Exercise requirements — Write the records below out again exactly as given, with no images.

Input —
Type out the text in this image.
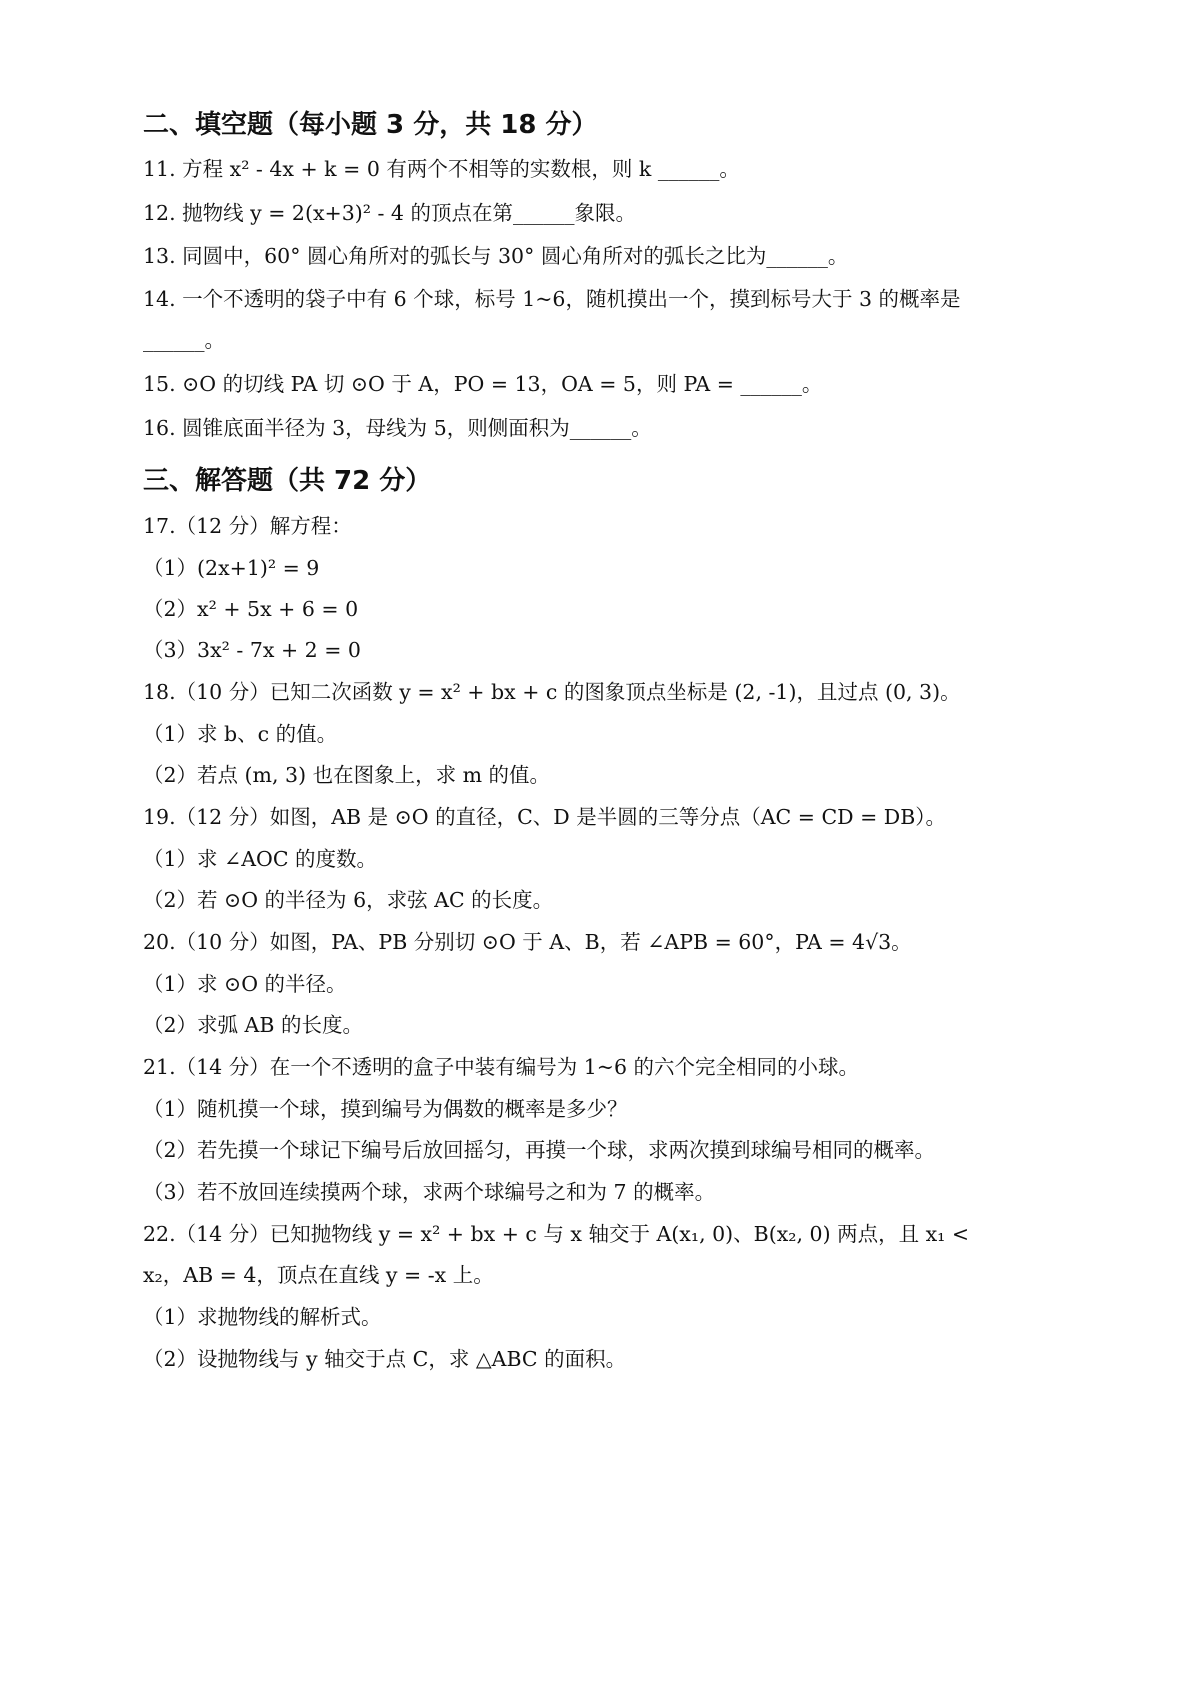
二、填空题（每小题 3 分，共 18 分）

11. 方程 x² - 4x + k = 0 有两个不相等的实数根，则 k ______。

12. 抛物线 y = 2(x+3)² - 4 的顶点在第______象限。

13. 同圆中，60° 圆心角所对的弧长与 30° 圆心角所对的弧长之比为______。

14. 一个不透明的袋子中有 6 个球，标号 1~6，随机摸出一个，摸到标号大于 3 的概率是

______。

15. ⊙O 的切线 PA 切 ⊙O 于 A，PO = 13，OA = 5，则 PA = ______。

16. 圆锥底面半径为 3，母线为 5，则侧面积为______。

三、解答题（共 72 分）

17.（12 分）解方程：

（1）(2x+1)² = 9

（2）x² + 5x + 6 = 0

（3）3x² - 7x + 2 = 0

18.（10 分）已知二次函数 y = x² + bx + c 的图象顶点坐标是 (2, -1)，且过点 (0, 3)。

（1）求 b、c 的值。

（2）若点 (m, 3) 也在图象上，求 m 的值。

19.（12 分）如图，AB 是 ⊙O 的直径，C、D 是半圆的三等分点（AC = CD = DB）。

（1）求 ∠AOC 的度数。

（2）若 ⊙O 的半径为 6，求弦 AC 的长度。

20.（10 分）如图，PA、PB 分别切 ⊙O 于 A、B，若 ∠APB = 60°，PA = 4√3。

（1）求 ⊙O 的半径。

（2）求弧 AB 的长度。

21.（14 分）在一个不透明的盒子中装有编号为 1~6 的六个完全相同的小球。

（1）随机摸一个球，摸到编号为偶数的概率是多少？

（2）若先摸一个球记下编号后放回摇匀，再摸一个球，求两次摸到球编号相同的概率。

（3）若不放回连续摸两个球，求两个球编号之和为 7 的概率。

22.（14 分）已知抛物线 y = x² + bx + c 与 x 轴交于 A(x₁, 0)、B(x₂, 0) 两点，且 x₁ <

x₂，AB = 4，顶点在直线 y = -x 上。

（1）求抛物线的解析式。

（2）设抛物线与 y 轴交于点 C，求 △ABC 的面积。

Final result —
Type out the text in this image.
二、填空题（每小题 3 分，共 18 分）

11. 方程 x² - 4x + k = 0 有两个不相等的实数根，则 k ______。

12. 抛物线 y = 2(x+3)² - 4 的顶点在第______象限。

13. 同圆中，60° 圆心角所对的弧长与 30° 圆心角所对的弧长之比为______。

14. 一个不透明的袋子中有 6 个球，标号 1~6，随机摸出一个，摸到标号大于 3 的概率是

______。

15. ⊙O 的切线 PA 切 ⊙O 于 A，PO = 13，OA = 5，则 PA = ______。

16. 圆锥底面半径为 3，母线为 5，则侧面积为______。

三、解答题（共 72 分）

17.（12 分）解方程：

（1）(2x+1)² = 9

（2）x² + 5x + 6 = 0

（3）3x² - 7x + 2 = 0

18.（10 分）已知二次函数 y = x² + bx + c 的图象顶点坐标是 (2, -1)，且过点 (0, 3)。

（1）求 b、c 的值。

（2）若点 (m, 3) 也在图象上，求 m 的值。

19.（12 分）如图，AB 是 ⊙O 的直径，C、D 是半圆的三等分点（AC = CD = DB）。

（1）求 ∠AOC 的度数。

（2）若 ⊙O 的半径为 6，求弦 AC 的长度。

20.（10 分）如图，PA、PB 分别切 ⊙O 于 A、B，若 ∠APB = 60°，PA = 4√3。

（1）求 ⊙O 的半径。

（2）求弧 AB 的长度。

21.（14 分）在一个不透明的盒子中装有编号为 1~6 的六个完全相同的小球。

（1）随机摸一个球，摸到编号为偶数的概率是多少？

（2）若先摸一个球记下编号后放回摇匀，再摸一个球，求两次摸到球编号相同的概率。

（3）若不放回连续摸两个球，求两个球编号之和为 7 的概率。

22.（14 分）已知抛物线 y = x² + bx + c 与 x 轴交于 A(x₁, 0)、B(x₂, 0) 两点，且 x₁ <

x₂，AB = 4，顶点在直线 y = -x 上。

（1）求抛物线的解析式。

（2）设抛物线与 y 轴交于点 C，求 △ABC 的面积。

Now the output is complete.